Your task is to quote the material that follows, in full and exactly.

>> START ENTRIES SUPPLIED

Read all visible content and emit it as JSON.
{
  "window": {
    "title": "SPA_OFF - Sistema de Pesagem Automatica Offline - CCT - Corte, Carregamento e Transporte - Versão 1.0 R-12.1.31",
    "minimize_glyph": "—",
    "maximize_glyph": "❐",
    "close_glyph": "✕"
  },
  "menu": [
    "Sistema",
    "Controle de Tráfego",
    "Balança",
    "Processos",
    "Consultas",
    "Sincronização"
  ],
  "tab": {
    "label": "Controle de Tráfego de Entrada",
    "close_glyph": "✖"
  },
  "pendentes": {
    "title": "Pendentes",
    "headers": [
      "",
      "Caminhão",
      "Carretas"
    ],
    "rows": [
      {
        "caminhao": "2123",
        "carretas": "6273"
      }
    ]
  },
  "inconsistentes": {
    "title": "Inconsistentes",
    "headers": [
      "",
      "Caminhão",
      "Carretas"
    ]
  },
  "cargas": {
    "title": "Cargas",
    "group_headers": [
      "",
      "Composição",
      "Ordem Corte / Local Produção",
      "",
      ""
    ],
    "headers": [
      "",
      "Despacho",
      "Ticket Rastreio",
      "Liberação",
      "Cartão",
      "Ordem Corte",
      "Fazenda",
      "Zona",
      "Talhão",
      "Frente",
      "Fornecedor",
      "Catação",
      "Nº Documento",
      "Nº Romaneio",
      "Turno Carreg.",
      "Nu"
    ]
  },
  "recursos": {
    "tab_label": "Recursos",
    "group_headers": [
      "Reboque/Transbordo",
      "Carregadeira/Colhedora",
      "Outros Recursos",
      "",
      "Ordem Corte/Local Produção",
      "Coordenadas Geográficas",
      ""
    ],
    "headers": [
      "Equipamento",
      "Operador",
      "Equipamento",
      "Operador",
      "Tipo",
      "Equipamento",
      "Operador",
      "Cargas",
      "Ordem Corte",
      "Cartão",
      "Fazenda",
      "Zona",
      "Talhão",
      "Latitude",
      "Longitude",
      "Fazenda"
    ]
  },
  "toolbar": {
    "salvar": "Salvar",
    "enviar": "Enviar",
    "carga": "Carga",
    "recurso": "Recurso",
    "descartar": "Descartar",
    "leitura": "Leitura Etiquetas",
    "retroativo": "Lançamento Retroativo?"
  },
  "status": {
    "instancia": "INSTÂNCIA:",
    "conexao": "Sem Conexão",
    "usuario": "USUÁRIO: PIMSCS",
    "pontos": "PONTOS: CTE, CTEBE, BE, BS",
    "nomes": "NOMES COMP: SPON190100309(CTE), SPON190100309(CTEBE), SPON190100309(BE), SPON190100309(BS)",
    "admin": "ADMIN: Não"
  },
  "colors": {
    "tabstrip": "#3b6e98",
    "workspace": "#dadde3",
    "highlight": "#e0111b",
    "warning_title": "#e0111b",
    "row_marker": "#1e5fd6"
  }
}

>> END ENTRIES SUPPLIED

REPLY ::
Read all visible content and emit it as JSON.
{
  "window": {
    "title": "SPA_OFF - Sistema de Pesagem Automatica Offline - CCT - Corte, Carregamento e Transporte - Versão 1.0 R-12.1.31",
    "minimize_glyph": "—",
    "maximize_glyph": "❐",
    "close_glyph": "✕"
  },
  "menu": [
    "Sistema",
    "Controle de Tráfego",
    "Balança",
    "Processos",
    "Consultas",
    "Sincronização"
  ],
  "tab": {
    "label": "Controle de Tráfego de Entrada",
    "close_glyph": "✖"
  },
  "pendentes": {
    "title": "Pendentes",
    "headers": [
      "",
      "Caminhão",
      "Carretas"
    ],
    "rows": [
      {
        "caminhao": "2123",
        "carretas": "6273"
      }
    ]
  },
  "inconsistentes": {
    "title": "Inconsistentes",
    "headers": [
      "",
      "Caminhão",
      "Carretas"
    ]
  },
  "cargas": {
    "title": "Cargas",
    "group_headers": [
      "",
      "Composição",
      "Ordem Corte / Local Produção",
      "",
      ""
    ],
    "headers": [
      "",
      "Despacho",
      "Ticket Rastreio",
      "Liberação",
      "Cartão",
      "Ordem Corte",
      "Fazenda",
      "Zona",
      "Talhão",
      "Frente",
      "Fornecedor",
      "Catação",
      "Nº Documento",
      "Nº Romaneio",
      "Turno Carreg.",
      "Nu"
    ]
  },
  "recursos": {
    "tab_label": "Recursos",
    "group_headers": [
      "Reboque/Transbordo",
      "Carregadeira/Colhedora",
      "Outros Recursos",
      "",
      "Ordem Corte/Local Produção",
      "Coordenadas Geográficas",
      ""
    ],
    "headers": [
      "Equipamento",
      "Operador",
      "Equipamento",
      "Operador",
      "Tipo",
      "Equipamento",
      "Operador",
      "Cargas",
      "Ordem Corte",
      "Cartão",
      "Fazenda",
      "Zona",
      "Talhão",
      "Latitude",
      "Longitude",
      "Fazenda"
    ]
  },
  "toolbar": {
    "salvar": "Salvar",
    "enviar": "Enviar",
    "carga": "Carga",
    "recurso": "Recurso",
    "descartar": "Descartar",
    "leitura": "Leitura Etiquetas",
    "retroativo": "Lançamento Retroativo?"
  },
  "status": {
    "instancia": "INSTÂNCIA:",
    "conexao": "Sem Conexão",
    "usuario": "USUÁRIO: PIMSCS",
    "pontos": "PONTOS: CTE, CTEBE, BE, BS",
    "nomes": "NOMES COMP: SPON190100309(CTE), SPON190100309(CTEBE), SPON190100309(BE), SPON190100309(BS)",
    "admin": "ADMIN: Não"
  },
  "colors": {
    "tabstrip": "#3b6e98",
    "workspace": "#dadde3",
    "highlight": "#e0111b",
    "warning_title": "#e0111b",
    "row_marker": "#1e5fd6"
  }
}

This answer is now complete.